:: EXCERPT TO READ

190 Heaton Park Road – or 94 as it was until renumbering in 1904 – was a one off. The three-storey double-fronted half-timbered facade still distinguishes it from neighbouring houses. And the balcony and iron railings, as shown in the photograph below, which dates from around 1910, would have left nobody in any doubt about the status of its owner. The photo is reproduced with permission of Newcastle City Library.

190 Heaton Park Road, c1910
190 Heaton Park Road, c1910

Built to order

However, it was the interior which made it unique. As you can see from these beautifully drawn plans, which can be viewed in Tyne and Wear Archives, it was designed for (or even by) Edward G Brewis and from the outset incorporated studios, a dark room and a print room among the usual living space. The exterior looks a little different from the photograph so either it was modified before being built or was altered later.

Plans for Brewis's house

Plans for Brewis's house

Edward George Brewis was born in Gateshead, the youngest child of a publican and his wife. Even at the age of 17, on the family’s 1881 census return, he was described as a ‘photographic artist’.

By 1890, by which time Edward was in his mid 20s, he was already running his own business at 10 New Bridge Street in Newcastle, premises which had previously belonged to the long-standing photography firm of Downey and Carver, the successor of the earlier partnership of W and D Downey. This was one of Newcastle’s oldest photography businesses (going back to the 1850s) so Brewis was continuing in a proud tradition. At this stage he was still living with his widowed mother.

But just five years later, Edward was the proud owner of one of Heaton’s grandest houses and operating his business from newly expanded premises at both 8 and 10 New Bridge Street, which he called ‘Victoria Art Studios’, and the new ‘Victoria House Studio’ in Heaton.


Brewis was primarily a portrait photographer although on his fantastic business cards reproduced below, he called himself variously a ‘photographic artist’ and ‘portrait painter’.

::::
:: INFORMATION GIVEN

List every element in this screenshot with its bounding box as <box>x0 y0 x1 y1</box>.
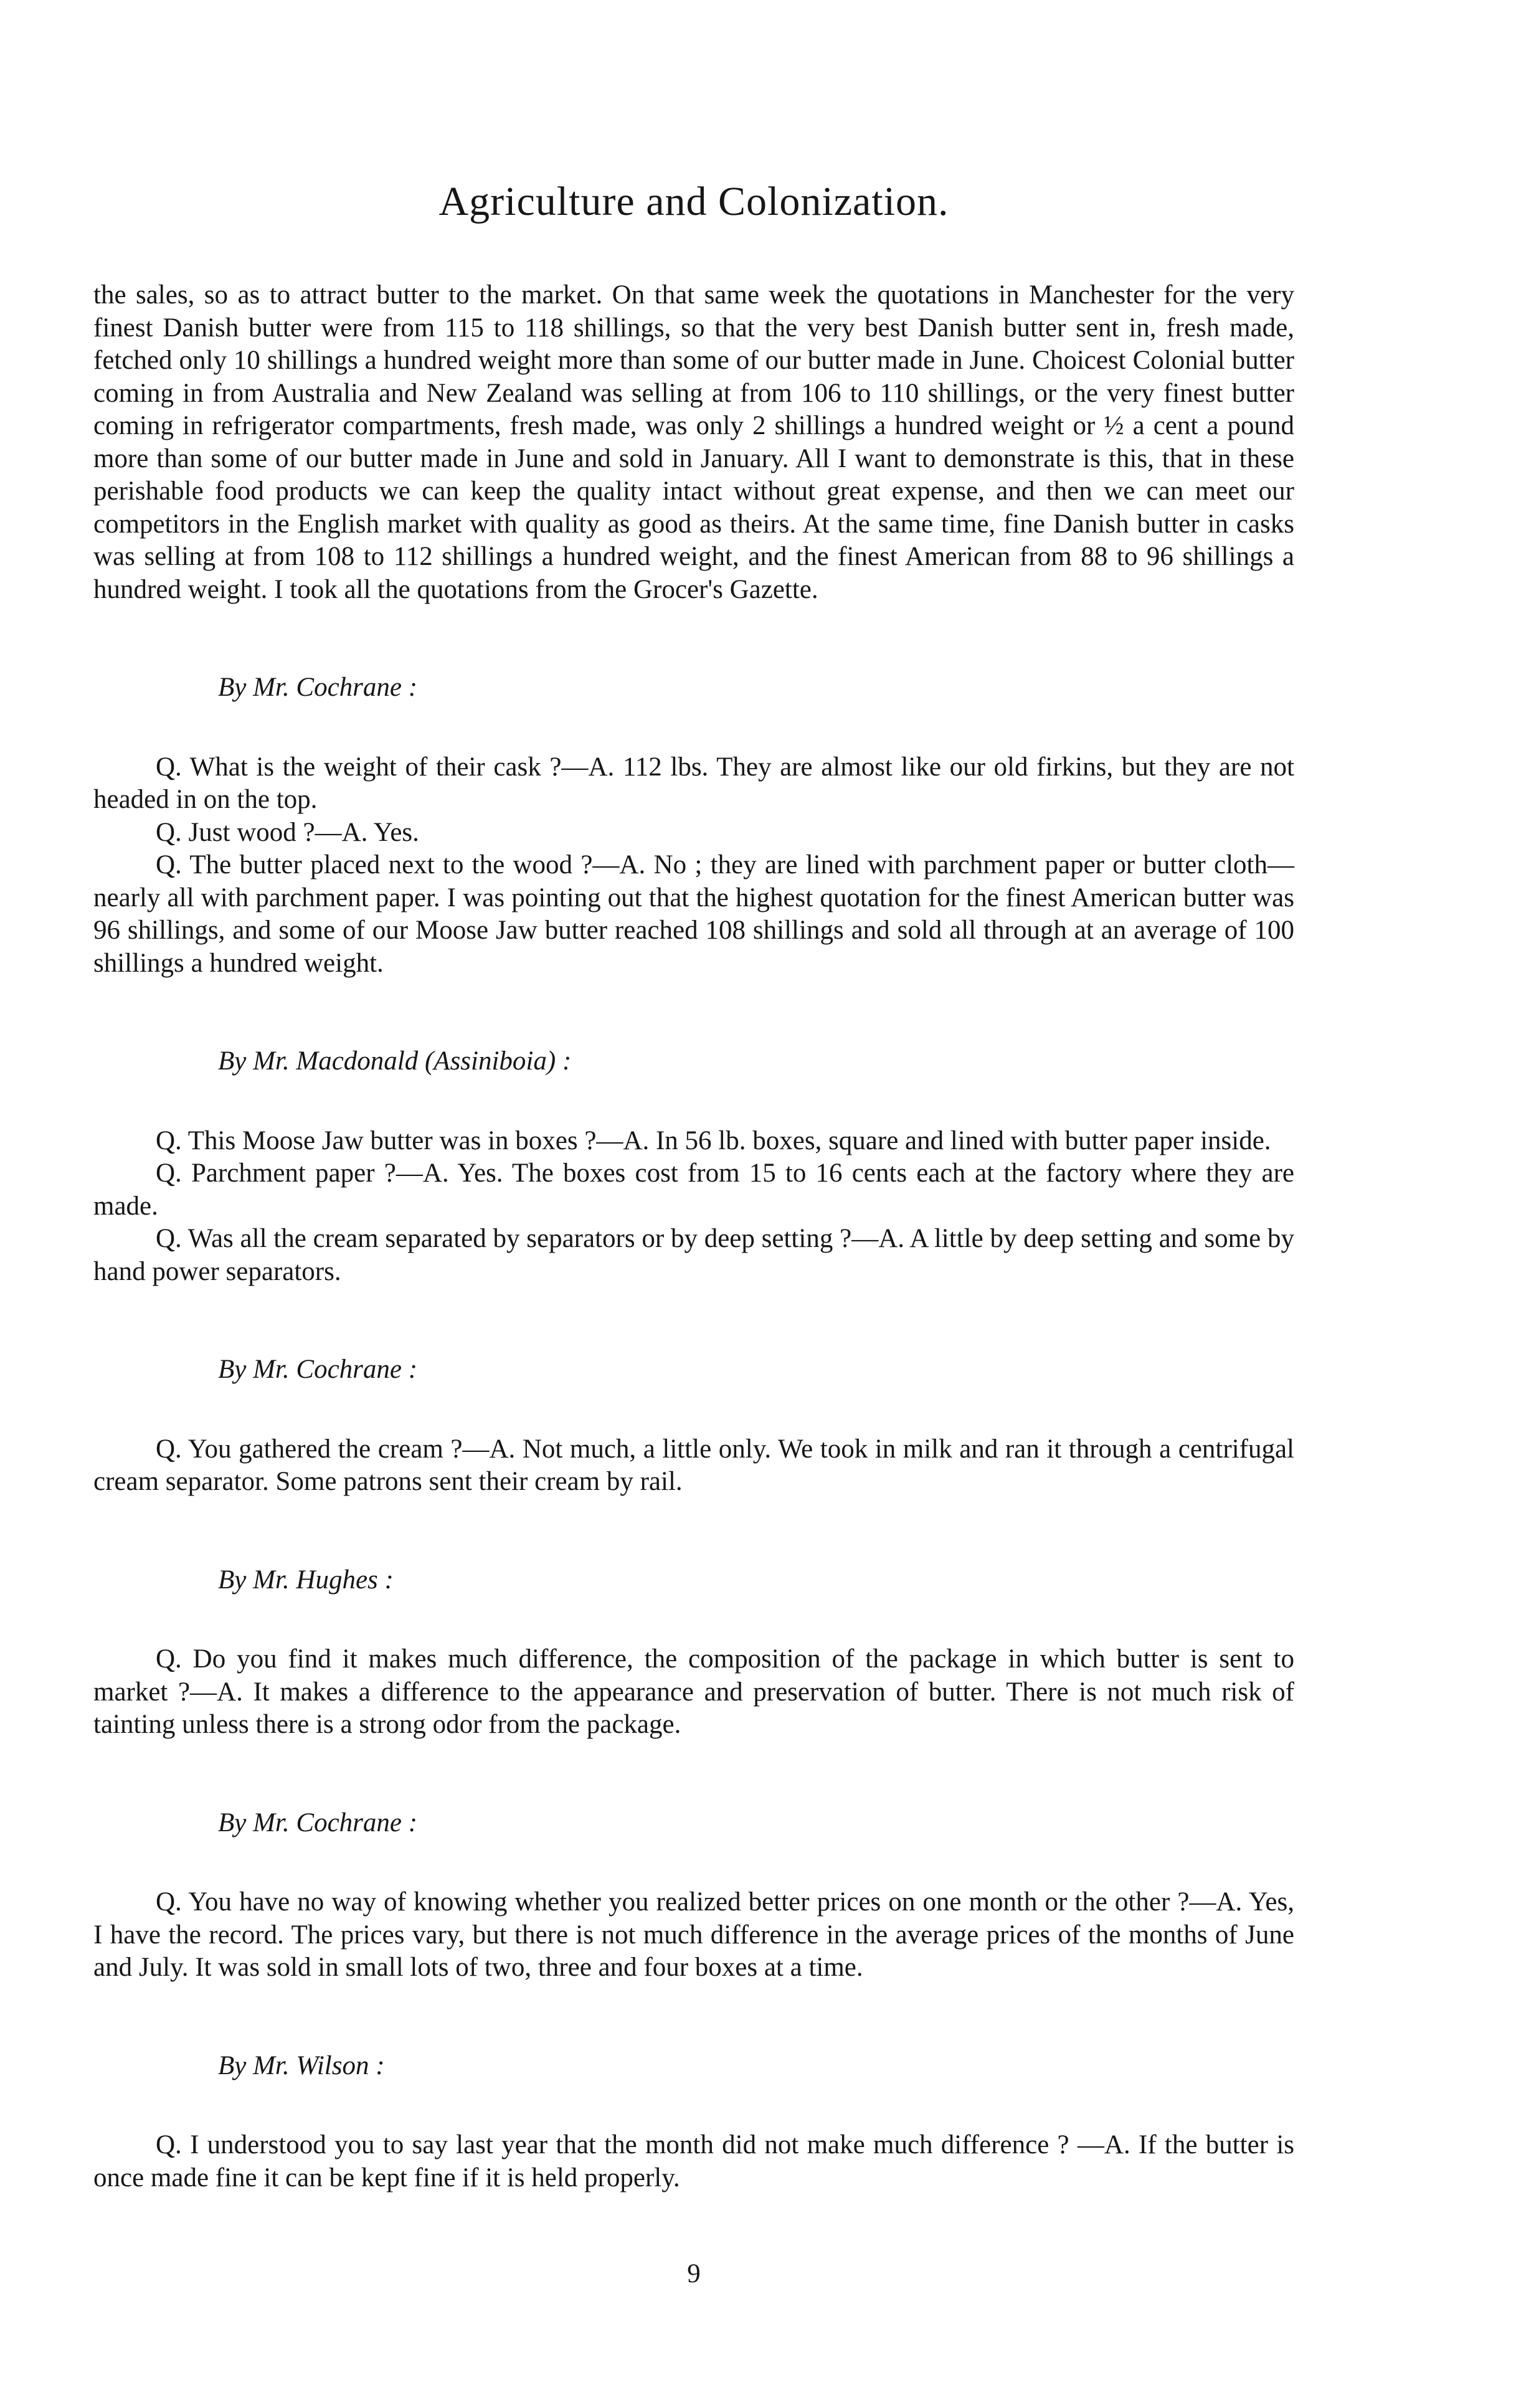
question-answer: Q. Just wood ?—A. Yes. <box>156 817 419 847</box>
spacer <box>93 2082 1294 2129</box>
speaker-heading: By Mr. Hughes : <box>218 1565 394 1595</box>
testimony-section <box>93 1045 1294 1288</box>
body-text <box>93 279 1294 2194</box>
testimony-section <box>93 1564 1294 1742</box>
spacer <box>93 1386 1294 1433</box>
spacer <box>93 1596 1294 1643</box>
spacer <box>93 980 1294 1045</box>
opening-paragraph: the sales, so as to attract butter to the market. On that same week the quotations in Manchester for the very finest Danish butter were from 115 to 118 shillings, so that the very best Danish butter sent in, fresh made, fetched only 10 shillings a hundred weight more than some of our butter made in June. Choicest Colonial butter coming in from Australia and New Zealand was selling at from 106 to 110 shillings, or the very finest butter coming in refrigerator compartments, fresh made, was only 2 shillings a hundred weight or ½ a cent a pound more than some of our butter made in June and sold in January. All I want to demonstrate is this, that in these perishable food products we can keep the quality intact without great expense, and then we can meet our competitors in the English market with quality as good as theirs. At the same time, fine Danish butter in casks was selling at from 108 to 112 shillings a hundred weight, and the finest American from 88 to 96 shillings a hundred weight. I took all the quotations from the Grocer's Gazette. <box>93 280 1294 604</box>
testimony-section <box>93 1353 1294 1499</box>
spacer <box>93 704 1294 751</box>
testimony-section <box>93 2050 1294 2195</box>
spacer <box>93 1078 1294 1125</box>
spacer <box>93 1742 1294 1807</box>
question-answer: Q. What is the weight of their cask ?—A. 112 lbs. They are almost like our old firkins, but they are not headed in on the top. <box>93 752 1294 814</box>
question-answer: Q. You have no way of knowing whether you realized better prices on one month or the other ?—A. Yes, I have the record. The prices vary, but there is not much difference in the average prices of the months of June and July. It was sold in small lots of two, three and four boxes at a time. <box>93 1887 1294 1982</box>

::::

| STATED PROBLEM |
Write out the passage about 190 Heaton Park Road from "By 1890, by" up to and including "his widowed mother.". Rely only on the passage about 190 Heaton Park Road.

| RESULT OF THE EXERCISE |
By 1890, by which time Edward was in his mid 20s, he was already running his own business at 10 New Bridge Street in Newcastle, premises which had previously belonged to the long-standing photography firm of Downey and Carver, the successor of the earlier partnership of W and D Downey. This was one of Newcastle’s oldest photography businesses (going back to the 1850s) so Brewis was continuing in a proud tradition. At this stage he was still living with his widowed mother.